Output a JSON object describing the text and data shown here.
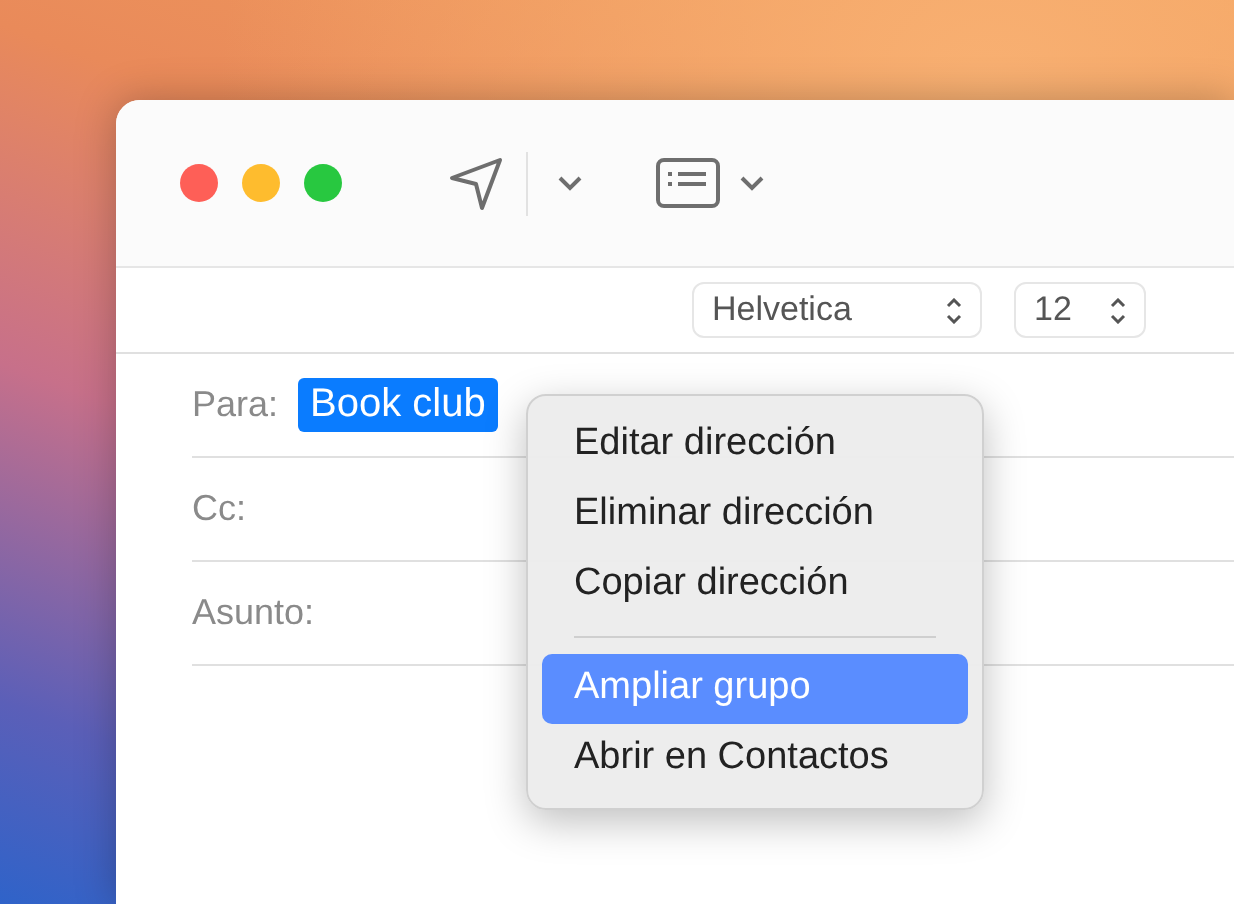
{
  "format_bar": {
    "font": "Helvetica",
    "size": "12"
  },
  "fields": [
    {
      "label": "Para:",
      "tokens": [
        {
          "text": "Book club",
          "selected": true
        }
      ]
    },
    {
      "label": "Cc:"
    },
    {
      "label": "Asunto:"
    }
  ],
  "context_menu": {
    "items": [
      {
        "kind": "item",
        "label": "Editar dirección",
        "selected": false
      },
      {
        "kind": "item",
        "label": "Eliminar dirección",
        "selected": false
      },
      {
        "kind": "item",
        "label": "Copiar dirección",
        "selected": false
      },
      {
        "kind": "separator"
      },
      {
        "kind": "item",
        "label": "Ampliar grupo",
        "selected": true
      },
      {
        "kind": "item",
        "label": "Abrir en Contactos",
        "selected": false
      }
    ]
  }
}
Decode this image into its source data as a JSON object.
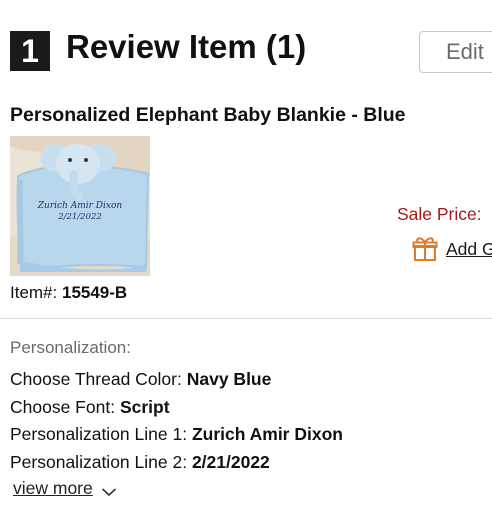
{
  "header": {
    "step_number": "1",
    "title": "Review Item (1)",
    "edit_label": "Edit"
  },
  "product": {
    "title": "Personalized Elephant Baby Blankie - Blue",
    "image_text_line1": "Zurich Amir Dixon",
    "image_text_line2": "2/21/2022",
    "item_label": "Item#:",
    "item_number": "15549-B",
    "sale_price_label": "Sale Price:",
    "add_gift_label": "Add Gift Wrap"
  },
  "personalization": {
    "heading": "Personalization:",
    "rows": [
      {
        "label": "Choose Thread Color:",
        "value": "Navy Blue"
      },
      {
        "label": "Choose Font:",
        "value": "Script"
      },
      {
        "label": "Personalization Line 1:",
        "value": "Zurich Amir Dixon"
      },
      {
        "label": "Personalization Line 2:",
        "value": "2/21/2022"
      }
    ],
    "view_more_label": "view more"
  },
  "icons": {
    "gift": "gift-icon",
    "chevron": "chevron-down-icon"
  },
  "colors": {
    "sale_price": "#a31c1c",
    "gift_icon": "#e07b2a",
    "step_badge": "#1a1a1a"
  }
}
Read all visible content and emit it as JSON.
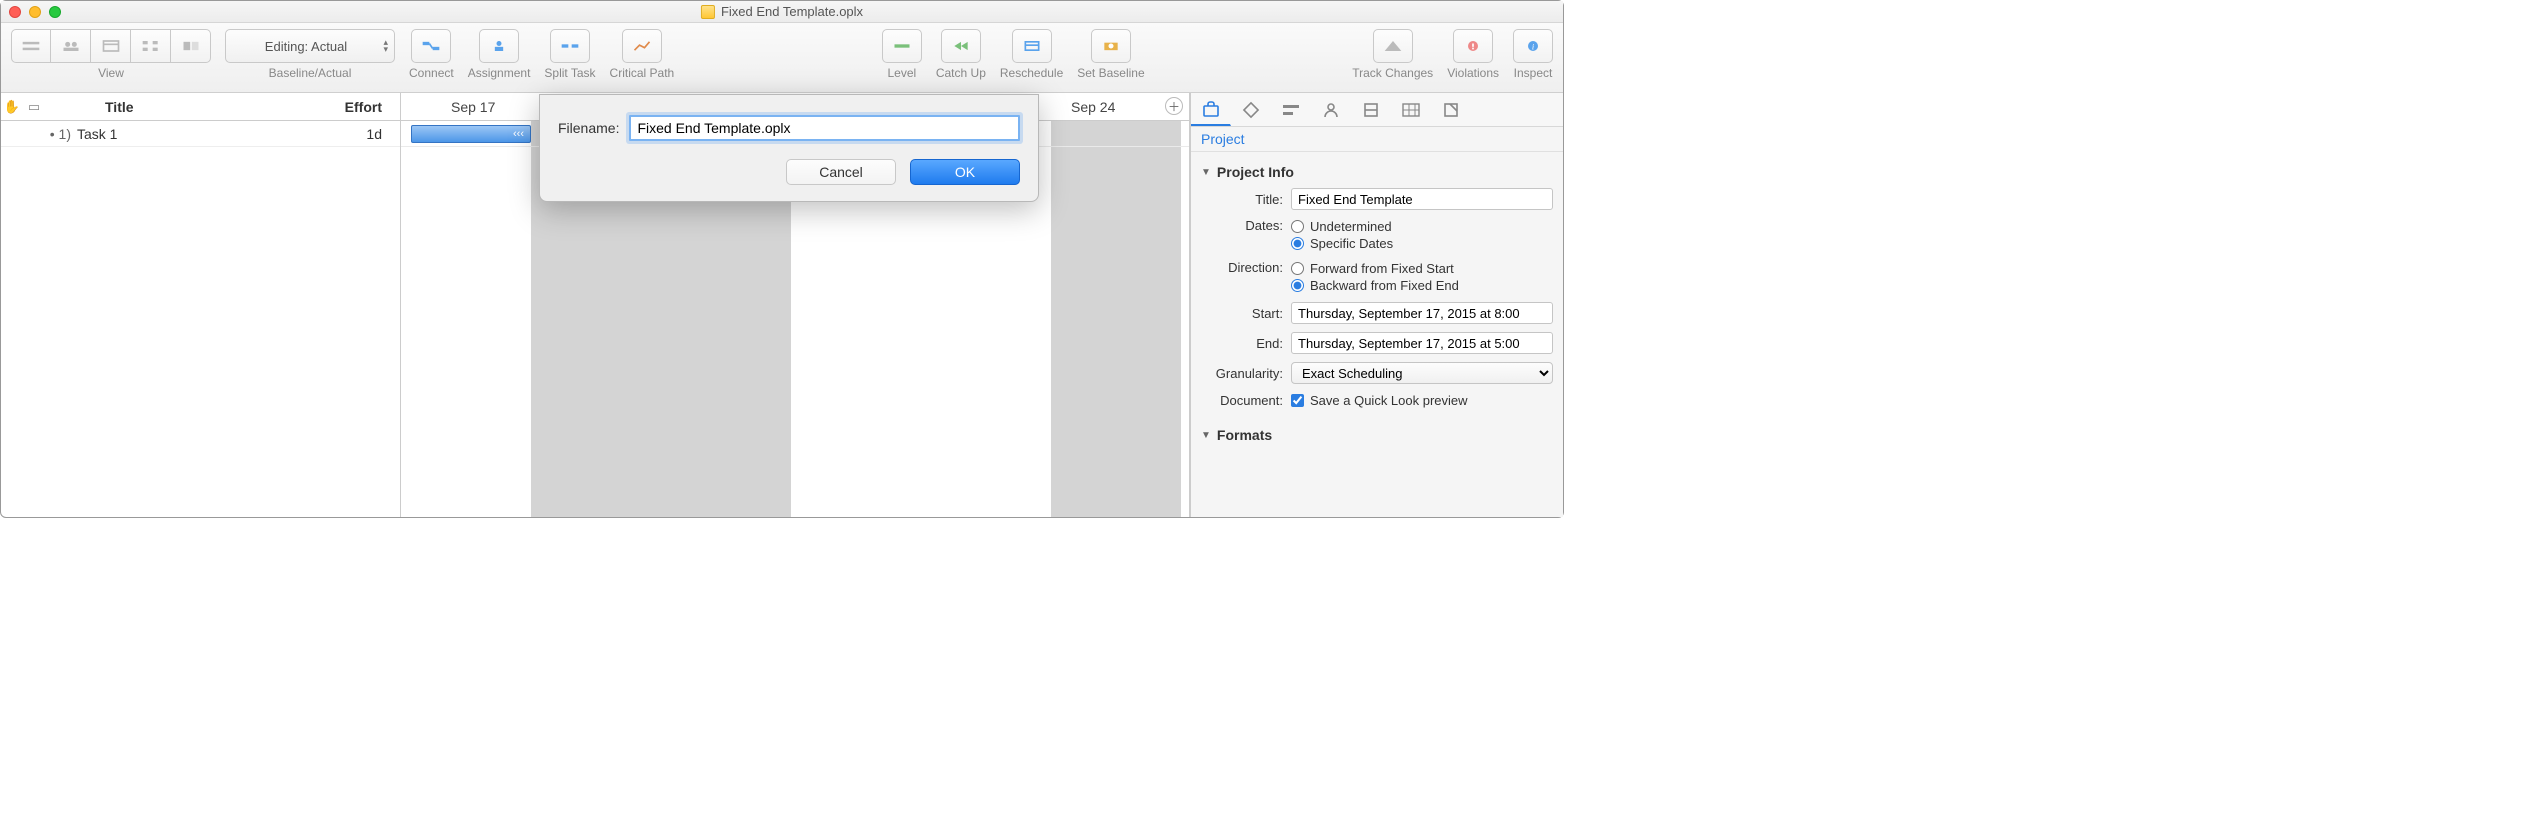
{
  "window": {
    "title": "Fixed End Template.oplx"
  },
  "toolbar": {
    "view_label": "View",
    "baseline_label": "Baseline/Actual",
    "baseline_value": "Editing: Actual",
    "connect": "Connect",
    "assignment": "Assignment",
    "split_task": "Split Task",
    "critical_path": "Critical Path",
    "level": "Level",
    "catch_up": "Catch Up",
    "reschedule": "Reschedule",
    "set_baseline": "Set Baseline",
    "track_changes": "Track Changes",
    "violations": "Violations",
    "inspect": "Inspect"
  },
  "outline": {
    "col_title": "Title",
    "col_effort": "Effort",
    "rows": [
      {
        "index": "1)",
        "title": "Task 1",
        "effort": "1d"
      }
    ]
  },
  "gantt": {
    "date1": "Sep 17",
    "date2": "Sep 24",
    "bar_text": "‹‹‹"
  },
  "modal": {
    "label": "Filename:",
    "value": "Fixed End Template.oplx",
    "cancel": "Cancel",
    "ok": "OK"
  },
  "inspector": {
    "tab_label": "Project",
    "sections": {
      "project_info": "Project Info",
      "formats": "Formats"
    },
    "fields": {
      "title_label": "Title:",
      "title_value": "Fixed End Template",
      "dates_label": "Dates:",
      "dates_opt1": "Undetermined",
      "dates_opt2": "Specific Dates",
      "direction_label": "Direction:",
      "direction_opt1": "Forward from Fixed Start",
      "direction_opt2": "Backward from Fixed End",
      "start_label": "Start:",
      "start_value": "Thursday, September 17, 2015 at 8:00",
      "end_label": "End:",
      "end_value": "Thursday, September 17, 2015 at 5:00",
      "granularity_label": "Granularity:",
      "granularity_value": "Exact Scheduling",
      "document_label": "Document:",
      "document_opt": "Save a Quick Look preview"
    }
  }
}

— DIRECTIONS —
Each line above that includes "Blue" should be shown.

— FINISHED ANSWER —
    "title": "Personalized Elephant Baby Blankie - Blue",
        "value": "Navy Blue"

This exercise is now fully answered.